> _Description of the task_
Search the data below for the word "scale" and copy each line that holds it.

> _Dataset_
>> start
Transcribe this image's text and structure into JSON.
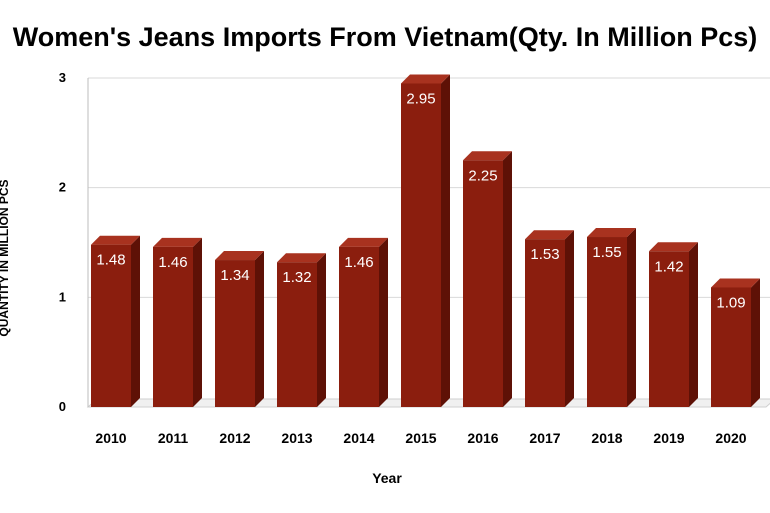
{
  "chart_data": {
    "type": "bar",
    "title": "Women's Jeans Imports From Vietnam(Qty. In Million Pcs)",
    "xlabel": "Year",
    "ylabel": "QUANTITY IN MILLION PCS",
    "categories": [
      "2010",
      "2011",
      "2012",
      "2013",
      "2014",
      "2015",
      "2016",
      "2017",
      "2018",
      "2019",
      "2020"
    ],
    "values": [
      1.48,
      1.46,
      1.34,
      1.32,
      1.46,
      2.95,
      2.25,
      1.53,
      1.55,
      1.42,
      1.09
    ],
    "data_labels": [
      "1.48",
      "1.46",
      "1.34",
      "1.32",
      "1.46",
      "2.95",
      "2.25",
      "1.53",
      "1.55",
      "1.42",
      "1.09"
    ],
    "yticks": [
      "0",
      "1",
      "2",
      "3"
    ],
    "ylim": [
      0,
      3
    ],
    "grid": true,
    "legend": "none",
    "colors": {
      "bar": "#8b1e0e",
      "bar_side": "#5e1106",
      "bar_top": "#a8321f",
      "grid": "#d9d9d9"
    }
  }
}
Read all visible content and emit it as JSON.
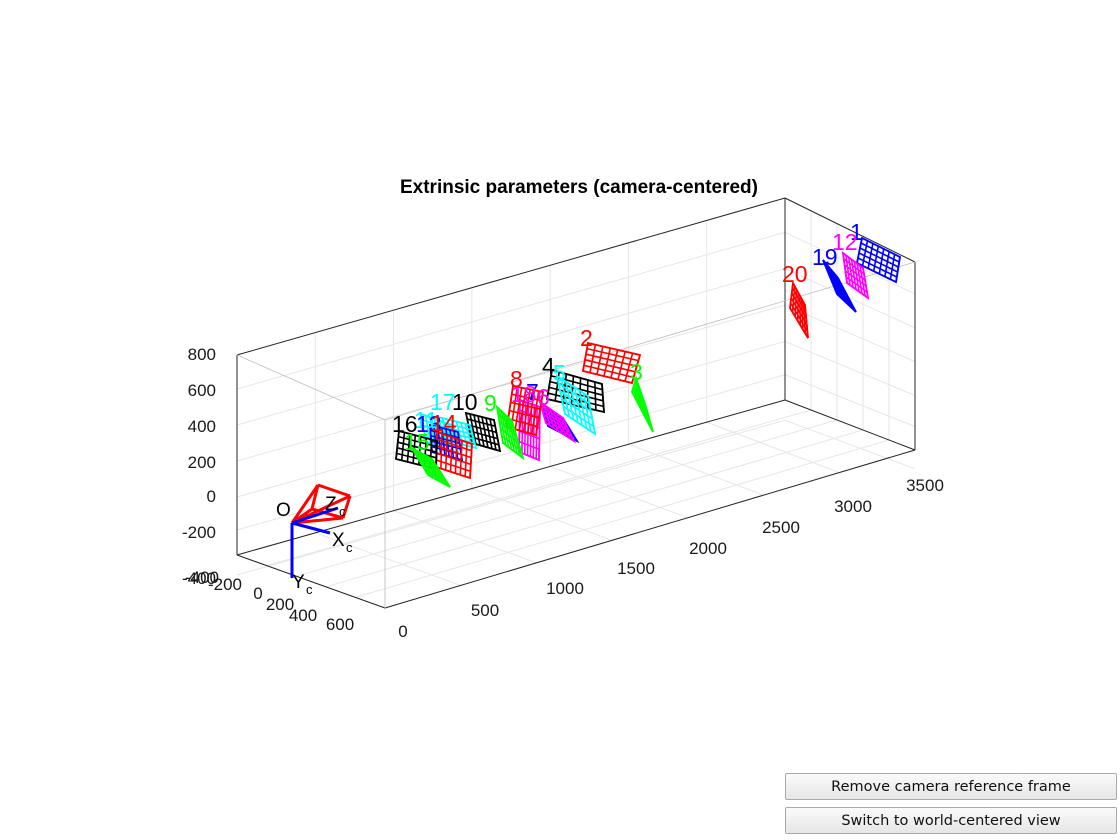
{
  "chart_data": {
    "type": "3d-line",
    "title": "Extrinsic parameters (camera-centered)",
    "axes": {
      "x_range": [
        -400,
        800
      ],
      "y_range": [
        0,
        3500
      ],
      "z_range": [
        -400,
        800
      ],
      "x_ticks": [
        "-400",
        "-200",
        "0",
        "200",
        "400",
        "600"
      ],
      "y_ticks": [
        "0",
        "500",
        "1000",
        "1500",
        "2000",
        "2500",
        "3000",
        "3500"
      ],
      "z_ticks": [
        "-400",
        "-200",
        "0",
        "200",
        "400",
        "600",
        "800"
      ],
      "grid": true
    },
    "camera": {
      "origin_label": "O",
      "axis_labels": [
        {
          "main": "Z",
          "sub": "c"
        },
        {
          "main": "X",
          "sub": "c"
        },
        {
          "main": "Y",
          "sub": "c"
        }
      ]
    },
    "boards": [
      {
        "id": "1",
        "color": "#0000ff"
      },
      {
        "id": "2",
        "color": "#ff0000"
      },
      {
        "id": "3",
        "color": "#00ff00"
      },
      {
        "id": "4",
        "color": "#000000"
      },
      {
        "id": "5",
        "color": "#00ffff"
      },
      {
        "id": "6",
        "color": "#ff00ff"
      },
      {
        "id": "7",
        "color": "#0000ff"
      },
      {
        "id": "8",
        "color": "#ff0000"
      },
      {
        "id": "9",
        "color": "#00ff00"
      },
      {
        "id": "10",
        "color": "#000000"
      },
      {
        "id": "11",
        "color": "#00ffff"
      },
      {
        "id": "12",
        "color": "#ff00ff"
      },
      {
        "id": "13",
        "color": "#0000ff"
      },
      {
        "id": "14",
        "color": "#ff0000"
      },
      {
        "id": "15",
        "color": "#00ff00"
      },
      {
        "id": "16",
        "color": "#000000"
      },
      {
        "id": "17",
        "color": "#00ffff"
      },
      {
        "id": "18",
        "color": "#ff00ff"
      },
      {
        "id": "19",
        "color": "#0000ff"
      },
      {
        "id": "20",
        "color": "#ff0000"
      }
    ]
  },
  "buttons": {
    "remove_camera_frame": "Remove camera reference frame",
    "switch_view": "Switch to world-centered view"
  }
}
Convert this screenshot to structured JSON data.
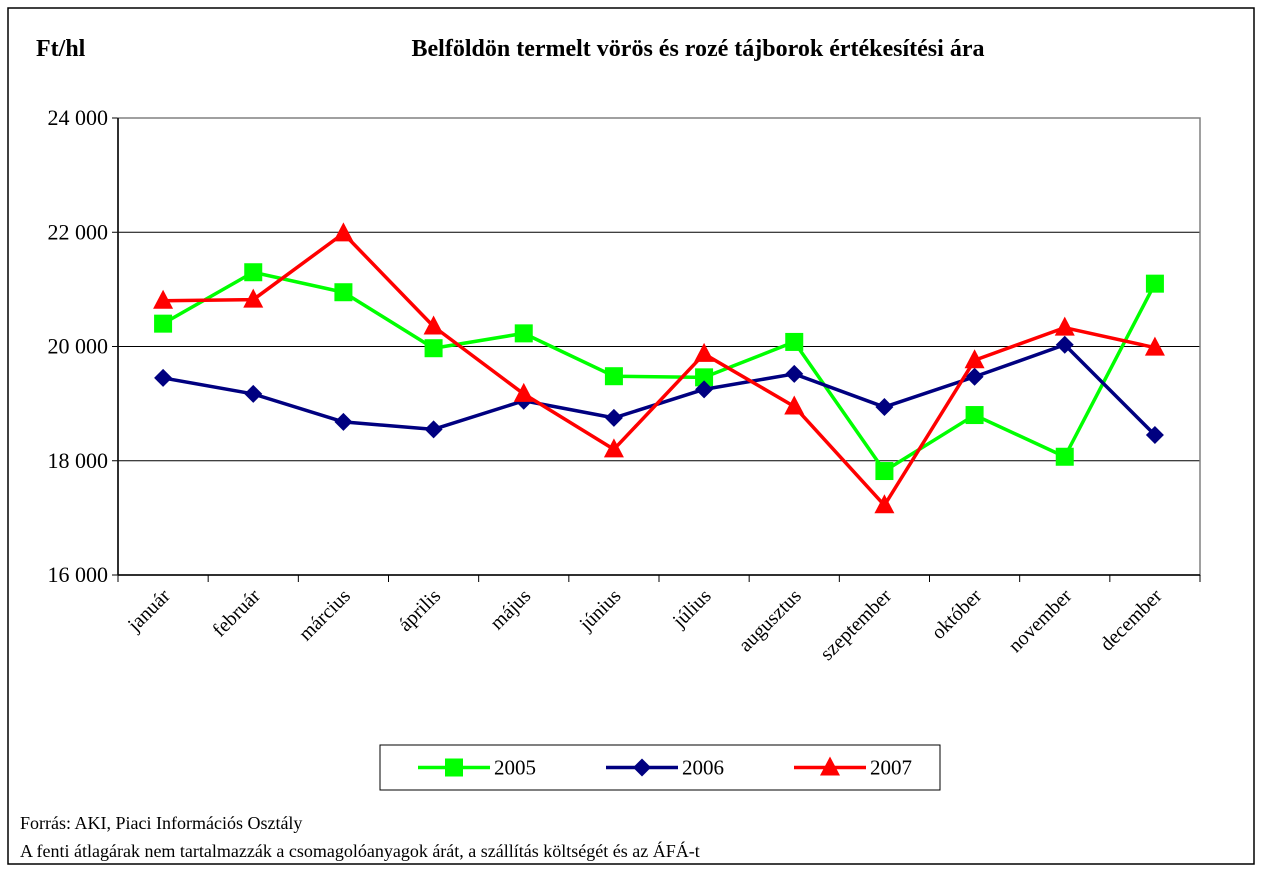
{
  "chart_data": {
    "type": "line",
    "title": "Belföldön termelt vörös és rozé tájborok értékesítési ára",
    "y_label": "Ft/hl",
    "categories": [
      "január",
      "február",
      "március",
      "április",
      "május",
      "június",
      "július",
      "augusztus",
      "szeptember",
      "október",
      "november",
      "december"
    ],
    "series": [
      {
        "name": "2005",
        "color": "#00ff00",
        "marker": "square",
        "values": [
          20400,
          21300,
          20950,
          19970,
          20230,
          19480,
          19460,
          20080,
          17820,
          18800,
          18070,
          21100
        ]
      },
      {
        "name": "2006",
        "color": "#000080",
        "marker": "diamond",
        "values": [
          19450,
          19170,
          18680,
          18550,
          19050,
          18750,
          19250,
          19520,
          18940,
          19470,
          20030,
          18450
        ]
      },
      {
        "name": "2007",
        "color": "#ff0000",
        "marker": "triangle",
        "values": [
          20800,
          20820,
          21980,
          20350,
          19170,
          18200,
          19870,
          18950,
          17220,
          19760,
          20330,
          19980
        ]
      }
    ],
    "ylim": [
      16000,
      24000
    ],
    "yticks": [
      {
        "value": 16000,
        "label": "16 000"
      },
      {
        "value": 18000,
        "label": "18 000"
      },
      {
        "value": 20000,
        "label": "20 000"
      },
      {
        "value": 22000,
        "label": "22 000"
      },
      {
        "value": 24000,
        "label": "24 000"
      }
    ],
    "grid": true,
    "legend": "bottom",
    "notes": [
      "Forrás: AKI, Piaci Információs Osztály",
      "A fenti átlagárak nem tartalmazzák a csomagolóanyagok árát, a szállítás költségét és az ÁFÁ-t"
    ]
  }
}
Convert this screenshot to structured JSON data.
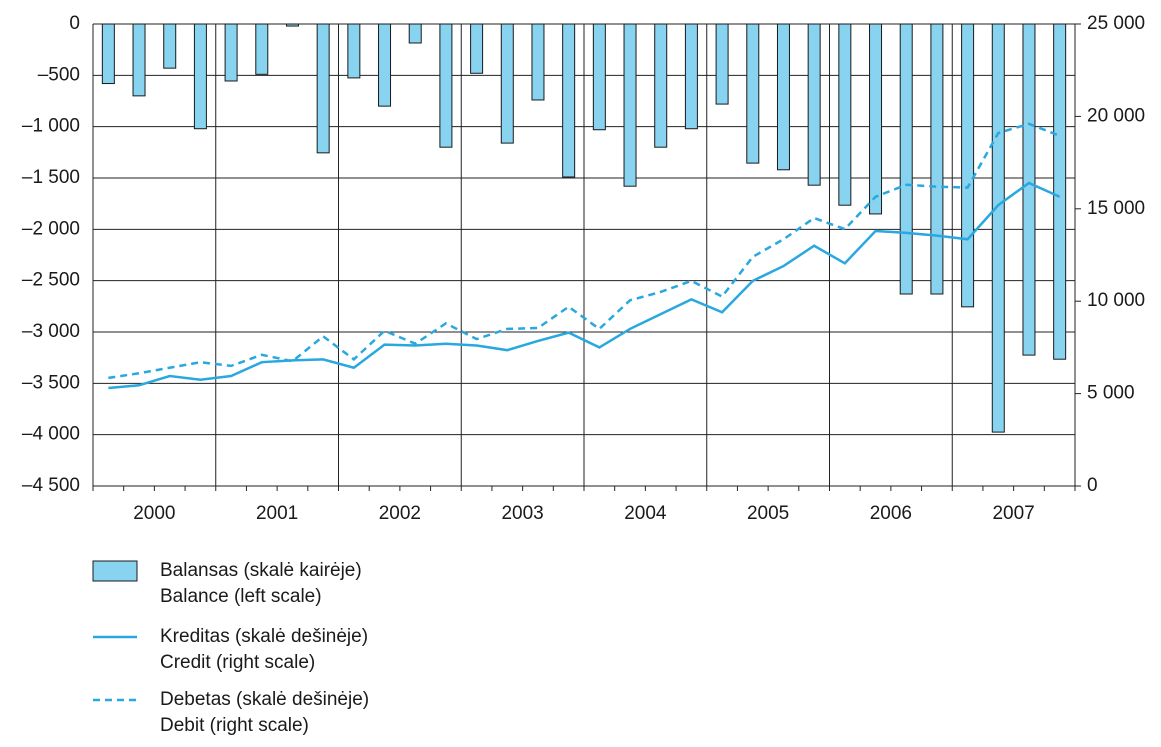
{
  "chart_data": {
    "type": "bar_line",
    "year_labels": [
      "2000",
      "2001",
      "2002",
      "2003",
      "2004",
      "2005",
      "2006",
      "2007"
    ],
    "quarters_per_year": 4,
    "ylim": [
      -4500,
      0
    ],
    "yticks": [
      {
        "value": -4500,
        "label": "–4 500"
      },
      {
        "value": -4000,
        "label": "–4 000"
      },
      {
        "value": -3500,
        "label": "–3 500"
      },
      {
        "value": -3000,
        "label": "–3 000"
      },
      {
        "value": -2500,
        "label": "–2 500"
      },
      {
        "value": -2000,
        "label": "–2 000"
      },
      {
        "value": -1500,
        "label": "–1 500"
      },
      {
        "value": -1000,
        "label": "–1 000"
      },
      {
        "value": -500,
        "label": "–500"
      },
      0
    ],
    "y2lim": [
      0,
      25000
    ],
    "y2ticks": [
      0,
      {
        "value": 5000,
        "label": "5 000"
      },
      {
        "value": 10000,
        "label": "10 000"
      },
      {
        "value": 15000,
        "label": "15 000"
      },
      {
        "value": 20000,
        "label": "20 000"
      },
      {
        "value": 25000,
        "label": "25 000"
      }
    ],
    "grid": true,
    "series": [
      {
        "name": "Balansas (skalė kairėje)",
        "name_en": "Balance (left scale)",
        "kind": "bar",
        "color": "#87d3f0",
        "values": [
          -580,
          -700,
          -430,
          -1020,
          -555,
          -490,
          -20,
          -1255,
          -525,
          -800,
          -185,
          -1200,
          -480,
          -1160,
          -740,
          -1490,
          -1030,
          -1580,
          -1200,
          -1020,
          -780,
          -1355,
          -1420,
          -1570,
          -1765,
          -1850,
          -2630,
          -2630,
          -2755,
          -3975,
          -3225,
          -3265
        ]
      },
      {
        "name": "Kreditas (skalė dešinėje)",
        "name_en": "Credit (right scale)",
        "kind": "line",
        "axis": "y2",
        "color": "#29a8e0",
        "dashed": false,
        "values": [
          5300,
          5450,
          5950,
          5750,
          5950,
          6700,
          6800,
          6850,
          6400,
          7650,
          7600,
          7700,
          7600,
          7350,
          7850,
          8300,
          7500,
          8500,
          9300,
          10100,
          9400,
          11100,
          11900,
          13000,
          12050,
          13800,
          13700,
          13550,
          13350,
          15200,
          16400,
          15650
        ]
      },
      {
        "name": "Debetas (skalė dešinėje)",
        "name_en": "Debit (right scale)",
        "kind": "line",
        "axis": "y2",
        "color": "#29a8e0",
        "dashed": true,
        "values": [
          5850,
          6100,
          6400,
          6700,
          6500,
          7100,
          6750,
          8100,
          6850,
          8400,
          7700,
          8800,
          7950,
          8500,
          8550,
          9700,
          8500,
          10050,
          10500,
          11100,
          10250,
          12400,
          13350,
          14500,
          13900,
          15650,
          16300,
          16200,
          16150,
          19100,
          19600,
          18950
        ]
      }
    ]
  }
}
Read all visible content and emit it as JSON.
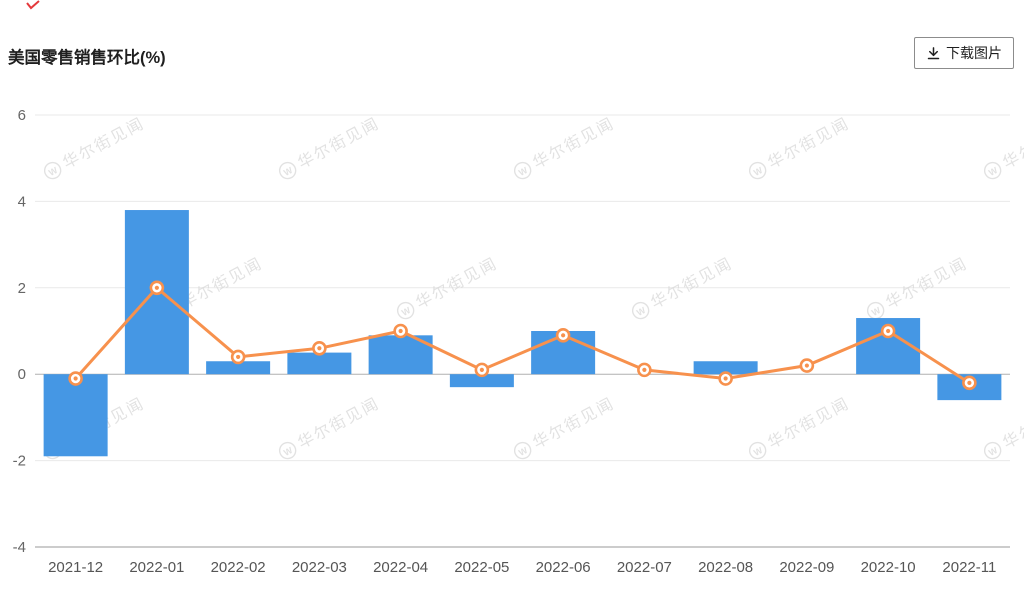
{
  "header": {
    "title": "美国零售销售环比(%)",
    "download_label": "下载图片"
  },
  "watermark": {
    "text": "华尔街见闻",
    "logo_letter": "W"
  },
  "chart_data": {
    "type": "bar",
    "title": "美国零售销售环比(%)",
    "xlabel": "",
    "ylabel": "",
    "categories": [
      "2021-12",
      "2022-01",
      "2022-02",
      "2022-03",
      "2022-04",
      "2022-05",
      "2022-06",
      "2022-07",
      "2022-08",
      "2022-09",
      "2022-10",
      "2022-11"
    ],
    "series": [
      {
        "type": "bar",
        "color": "#4597e4",
        "values": [
          -1.9,
          3.8,
          0.3,
          0.5,
          0.9,
          -0.3,
          1.0,
          0.0,
          0.3,
          0.0,
          1.3,
          -0.6
        ]
      },
      {
        "type": "line",
        "color": "#f7914d",
        "values": [
          -0.1,
          2.0,
          0.4,
          0.6,
          1.0,
          0.1,
          0.9,
          0.1,
          -0.1,
          0.2,
          1.0,
          -0.2
        ]
      }
    ],
    "ylim": [
      -4,
      6
    ],
    "yticks": [
      -4,
      -2,
      0,
      2,
      4,
      6
    ],
    "grid": true,
    "legend": "none"
  }
}
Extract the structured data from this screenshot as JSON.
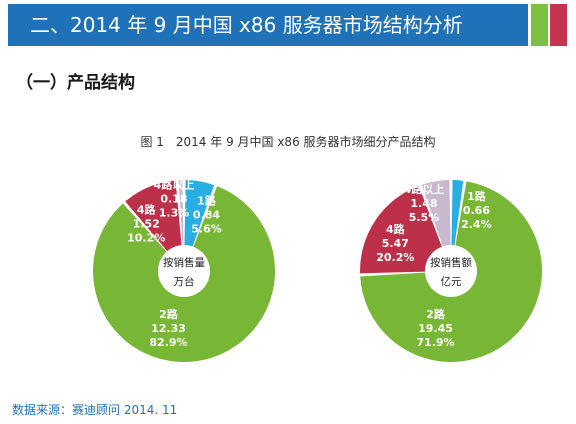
{
  "header": {
    "title": "二、2014 年 9 月中国 x86 服务器市场结构分析",
    "colors": {
      "banner": "#1f72b8",
      "accent_green": "#7cc142",
      "accent_red": "#c7344f"
    }
  },
  "section": {
    "title": "（一）产品结构"
  },
  "figure": {
    "title": "图 1　2014 年 9 月中国 x86 服务器市场细分产品结构"
  },
  "footer": {
    "source": "数据来源：赛迪顾问 2014. 11"
  },
  "chart_data": [
    {
      "type": "pie",
      "subtype": "donut",
      "center_label": [
        "按销售量",
        "万台"
      ],
      "slices": [
        {
          "name": "1路",
          "value": 0.84,
          "percent": 5.6,
          "value_text": "0.84",
          "percent_text": "5.6%",
          "color": "#29aee3"
        },
        {
          "name": "2路",
          "value": 12.33,
          "percent": 82.9,
          "value_text": "12.33",
          "percent_text": "82.9%",
          "color": "#77b735"
        },
        {
          "name": "4路",
          "value": 1.52,
          "percent": 10.2,
          "value_text": "1.52",
          "percent_text": "10.2%",
          "color": "#bd3049"
        },
        {
          "name": "4路以上",
          "value": 0.18,
          "percent": 1.3,
          "value_text": "0.18",
          "percent_text": "1.3%",
          "color": "#c9b9cf"
        }
      ]
    },
    {
      "type": "pie",
      "subtype": "donut",
      "center_label": [
        "按销售额",
        "亿元"
      ],
      "slices": [
        {
          "name": "1路",
          "value": 0.66,
          "percent": 2.4,
          "value_text": "0.66",
          "percent_text": "2.4%",
          "color": "#29aee3"
        },
        {
          "name": "2路",
          "value": 19.45,
          "percent": 71.9,
          "value_text": "19.45",
          "percent_text": "71.9%",
          "color": "#77b735"
        },
        {
          "name": "4路",
          "value": 5.47,
          "percent": 20.2,
          "value_text": "5.47",
          "percent_text": "20.2%",
          "color": "#bd3049"
        },
        {
          "name": "4路以上",
          "value": 1.48,
          "percent": 5.5,
          "value_text": "1.48",
          "percent_text": "5.5%",
          "color": "#c9b9cf"
        }
      ]
    }
  ]
}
>> end
> _Result for this task_
        "name_en": "Balance (left scale)",
        "name_en": "Credit (right scale)",
        "name_en": "Debit (right scale)",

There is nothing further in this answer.